» **WHAT THIS TASK INVOLVES**: Your task is to reproduce the entries below word for word.

>>>>>

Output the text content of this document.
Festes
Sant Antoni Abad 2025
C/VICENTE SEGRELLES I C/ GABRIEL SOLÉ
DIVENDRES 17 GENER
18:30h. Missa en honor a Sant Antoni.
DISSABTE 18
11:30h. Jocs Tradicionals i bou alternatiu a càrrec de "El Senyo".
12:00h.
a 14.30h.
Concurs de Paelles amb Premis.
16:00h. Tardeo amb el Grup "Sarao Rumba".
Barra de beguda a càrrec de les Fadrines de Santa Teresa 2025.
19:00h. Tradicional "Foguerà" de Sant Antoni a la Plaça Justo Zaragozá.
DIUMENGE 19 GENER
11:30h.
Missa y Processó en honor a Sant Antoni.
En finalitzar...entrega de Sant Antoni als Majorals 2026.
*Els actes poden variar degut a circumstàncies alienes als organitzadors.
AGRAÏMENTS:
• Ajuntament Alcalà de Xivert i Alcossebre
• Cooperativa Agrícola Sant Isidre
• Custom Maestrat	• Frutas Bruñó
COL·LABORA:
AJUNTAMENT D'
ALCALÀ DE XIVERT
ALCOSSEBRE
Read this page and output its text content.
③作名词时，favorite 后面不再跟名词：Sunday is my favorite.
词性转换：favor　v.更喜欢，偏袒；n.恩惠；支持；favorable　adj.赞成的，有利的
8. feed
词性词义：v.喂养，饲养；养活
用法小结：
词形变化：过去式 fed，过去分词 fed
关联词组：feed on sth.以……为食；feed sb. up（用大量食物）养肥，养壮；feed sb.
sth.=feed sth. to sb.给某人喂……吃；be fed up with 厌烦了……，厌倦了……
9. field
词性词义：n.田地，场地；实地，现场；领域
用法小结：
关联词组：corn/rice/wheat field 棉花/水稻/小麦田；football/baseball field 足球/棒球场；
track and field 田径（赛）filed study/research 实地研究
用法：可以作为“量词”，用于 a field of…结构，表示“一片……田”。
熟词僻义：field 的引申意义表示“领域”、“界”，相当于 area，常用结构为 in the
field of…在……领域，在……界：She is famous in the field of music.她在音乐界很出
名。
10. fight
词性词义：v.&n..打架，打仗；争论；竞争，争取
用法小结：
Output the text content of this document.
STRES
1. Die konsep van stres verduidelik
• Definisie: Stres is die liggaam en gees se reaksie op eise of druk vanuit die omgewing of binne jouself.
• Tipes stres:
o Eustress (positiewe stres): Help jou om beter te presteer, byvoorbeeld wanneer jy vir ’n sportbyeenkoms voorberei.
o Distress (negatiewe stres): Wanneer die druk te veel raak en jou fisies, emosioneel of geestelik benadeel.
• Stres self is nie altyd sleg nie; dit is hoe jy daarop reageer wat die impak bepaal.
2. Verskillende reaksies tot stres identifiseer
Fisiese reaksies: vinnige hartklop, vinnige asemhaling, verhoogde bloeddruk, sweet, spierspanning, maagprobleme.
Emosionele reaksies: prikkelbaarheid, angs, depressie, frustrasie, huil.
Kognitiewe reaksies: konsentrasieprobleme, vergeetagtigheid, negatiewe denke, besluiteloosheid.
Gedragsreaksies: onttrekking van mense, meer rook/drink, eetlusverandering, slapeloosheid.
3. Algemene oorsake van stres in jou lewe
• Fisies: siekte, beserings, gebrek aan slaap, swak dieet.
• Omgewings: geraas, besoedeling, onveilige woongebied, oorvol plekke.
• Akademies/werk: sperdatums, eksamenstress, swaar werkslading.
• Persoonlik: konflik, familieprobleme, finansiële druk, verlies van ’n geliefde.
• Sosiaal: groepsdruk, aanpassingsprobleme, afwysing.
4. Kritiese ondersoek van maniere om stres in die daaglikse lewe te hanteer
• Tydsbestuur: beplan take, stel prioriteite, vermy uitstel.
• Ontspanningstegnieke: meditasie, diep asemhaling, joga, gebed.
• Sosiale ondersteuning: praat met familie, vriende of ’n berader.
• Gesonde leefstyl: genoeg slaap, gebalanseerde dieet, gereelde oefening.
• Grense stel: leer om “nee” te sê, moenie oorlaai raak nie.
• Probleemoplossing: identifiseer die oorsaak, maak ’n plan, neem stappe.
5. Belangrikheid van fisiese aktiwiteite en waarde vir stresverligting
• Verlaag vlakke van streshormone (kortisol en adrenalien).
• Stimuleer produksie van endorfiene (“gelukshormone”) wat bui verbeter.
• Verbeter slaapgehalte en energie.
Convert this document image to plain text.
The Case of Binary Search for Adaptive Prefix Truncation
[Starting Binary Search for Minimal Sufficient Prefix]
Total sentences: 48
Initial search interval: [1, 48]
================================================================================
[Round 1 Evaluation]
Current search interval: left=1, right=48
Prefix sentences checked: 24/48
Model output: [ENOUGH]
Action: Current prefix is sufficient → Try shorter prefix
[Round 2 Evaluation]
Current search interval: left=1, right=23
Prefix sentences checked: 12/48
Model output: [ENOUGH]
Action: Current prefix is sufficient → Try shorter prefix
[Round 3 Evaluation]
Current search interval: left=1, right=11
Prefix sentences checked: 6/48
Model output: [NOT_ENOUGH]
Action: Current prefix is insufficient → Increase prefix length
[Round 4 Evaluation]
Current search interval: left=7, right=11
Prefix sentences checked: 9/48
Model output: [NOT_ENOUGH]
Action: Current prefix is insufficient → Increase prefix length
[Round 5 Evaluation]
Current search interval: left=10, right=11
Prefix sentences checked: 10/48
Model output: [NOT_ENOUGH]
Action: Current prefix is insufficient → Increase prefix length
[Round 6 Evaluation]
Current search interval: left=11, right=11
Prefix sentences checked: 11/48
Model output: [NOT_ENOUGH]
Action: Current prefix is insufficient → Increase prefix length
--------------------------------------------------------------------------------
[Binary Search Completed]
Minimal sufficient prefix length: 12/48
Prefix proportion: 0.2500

<<<<<

» **SOLUTION FOR THIS TASK**:
Output the text content of this document.
Festes
Sant Antoni Abad 2025
C/VICENTE SEGRELLES I C/ GABRIEL SOLÉ
DIVENDRES 17 GENER
18:30h. Missa en honor a Sant Antoni.
DISSABTE 18
11:30h. Jocs Tradicionals i bou alternatiu a càrrec de "El Senyo".
12:00h.
a 14.30h.
Concurs de Paelles amb Premis.
16:00h. Tardeo amb el Grup "Sarao Rumba".
Barra de beguda a càrrec de les Fadrines de Santa Teresa 2025.
19:00h. Tradicional "Foguerà" de Sant Antoni a la Plaça Justo Zaragozá.
DIUMENGE 19 GENER
11:30h.
Missa y Processó en honor a Sant Antoni.
En finalitzar...entrega de Sant Antoni als Majorals 2026.
*Els actes poden variar degut a circumstàncies alienes als organitzadors.
AGRAÏMENTS:
• Ajuntament Alcalà de Xivert i Alcossebre
• Cooperativa Agrícola Sant Isidre
• Custom Maestrat	• Frutas Bruñó
COL·LABORA:
AJUNTAMENT D'
ALCALÀ DE XIVERT
ALCOSSEBRE
Read this page and output its text content.
③作名词时，favorite 后面不再跟名词：Sunday is my favorite.
词性转换：favor　v.更喜欢，偏袒；n.恩惠；支持；favorable　adj.赞成的，有利的
8. feed
词性词义：v.喂养，饲养；养活
用法小结：
词形变化：过去式 fed，过去分词 fed
关联词组：feed on sth.以……为食；feed sb. up（用大量食物）养肥，养壮；feed sb.
sth.=feed sth. to sb.给某人喂……吃；be fed up with 厌烦了……，厌倦了……
9. field
词性词义：n.田地，场地；实地，现场；领域
用法小结：
关联词组：corn/rice/wheat field 棉花/水稻/小麦田；football/baseball field 足球/棒球场；
track and field 田径（赛）filed study/research 实地研究
用法：可以作为“量词”，用于 a field of…结构，表示“一片……田”。
熟词僻义：field 的引申意义表示“领域”、“界”，相当于 area，常用结构为 in the
field of…在……领域，在……界：She is famous in the field of music.她在音乐界很出
名。
10. fight
词性词义：v.&n..打架，打仗；争论；竞争，争取
用法小结：
Output the text content of this document.
STRES
1. Die konsep van stres verduidelik
• Definisie: Stres is die liggaam en gees se reaksie op eise of druk vanuit die omgewing of binne jouself.
• Tipes stres:
o Eustress (positiewe stres): Help jou om beter te presteer, byvoorbeeld wanneer jy vir ’n sportbyeenkoms voorberei.
o Distress (negatiewe stres): Wanneer die druk te veel raak en jou fisies, emosioneel of geestelik benadeel.
• Stres self is nie altyd sleg nie; dit is hoe jy daarop reageer wat die impak bepaal.
2. Verskillende reaksies tot stres identifiseer
Fisiese reaksies: vinnige hartklop, vinnige asemhaling, verhoogde bloeddruk, sweet, spierspanning, maagprobleme.
Emosionele reaksies: prikkelbaarheid, angs, depressie, frustrasie, huil.
Kognitiewe reaksies: konsentrasieprobleme, vergeetagtigheid, negatiewe denke, besluiteloosheid.
Gedragsreaksies: onttrekking van mense, meer rook/drink, eetlusverandering, slapeloosheid.
3. Algemene oorsake van stres in jou lewe
• Fisies: siekte, beserings, gebrek aan slaap, swak dieet.
• Omgewings: geraas, besoedeling, onveilige woongebied, oorvol plekke.
• Akademies/werk: sperdatums, eksamenstress, swaar werkslading.
• Persoonlik: konflik, familieprobleme, finansiële druk, verlies van ’n geliefde.
• Sosiaal: groepsdruk, aanpassingsprobleme, afwysing.
4. Kritiese ondersoek van maniere om stres in die daaglikse lewe te hanteer
• Tydsbestuur: beplan take, stel prioriteite, vermy uitstel.
• Ontspanningstegnieke: meditasie, diep asemhaling, joga, gebed.
• Sosiale ondersteuning: praat met familie, vriende of ’n berader.
• Gesonde leefstyl: genoeg slaap, gebalanseerde dieet, gereelde oefening.
• Grense stel: leer om “nee” te sê, moenie oorlaai raak nie.
• Probleemoplossing: identifiseer die oorsaak, maak ’n plan, neem stappe.
5. Belangrikheid van fisiese aktiwiteite en waarde vir stresverligting
• Verlaag vlakke van streshormone (kortisol en adrenalien).
• Stimuleer produksie van endorfiene (“gelukshormone”) wat bui verbeter.
• Verbeter slaapgehalte en energie.
Convert this document image to plain text.
The Case of Binary Search for Adaptive Prefix Truncation
[Starting Binary Search for Minimal Sufficient Prefix]
Total sentences: 48
Initial search interval: [1, 48]
================================================================================
[Round 1 Evaluation]
Current search interval: left=1, right=48
Prefix sentences checked: 24/48
Model output: [ENOUGH]
Action: Current prefix is sufficient → Try shorter prefix
[Round 2 Evaluation]
Current search interval: left=1, right=23
Prefix sentences checked: 12/48
Model output: [ENOUGH]
Action: Current prefix is sufficient → Try shorter prefix
[Round 3 Evaluation]
Current search interval: left=1, right=11
Prefix sentences checked: 6/48
Model output: [NOT_ENOUGH]
Action: Current prefix is insufficient → Increase prefix length
[Round 4 Evaluation]
Current search interval: left=7, right=11
Prefix sentences checked: 9/48
Model output: [NOT_ENOUGH]
Action: Current prefix is insufficient → Increase prefix length
[Round 5 Evaluation]
Current search interval: left=10, right=11
Prefix sentences checked: 10/48
Model output: [NOT_ENOUGH]
Action: Current prefix is insufficient → Increase prefix length
[Round 6 Evaluation]
Current search interval: left=11, right=11
Prefix sentences checked: 11/48
Model output: [NOT_ENOUGH]
Action: Current prefix is insufficient → Increase prefix length
--------------------------------------------------------------------------------
[Binary Search Completed]
Minimal sufficient prefix length: 12/48
Prefix proportion: 0.2500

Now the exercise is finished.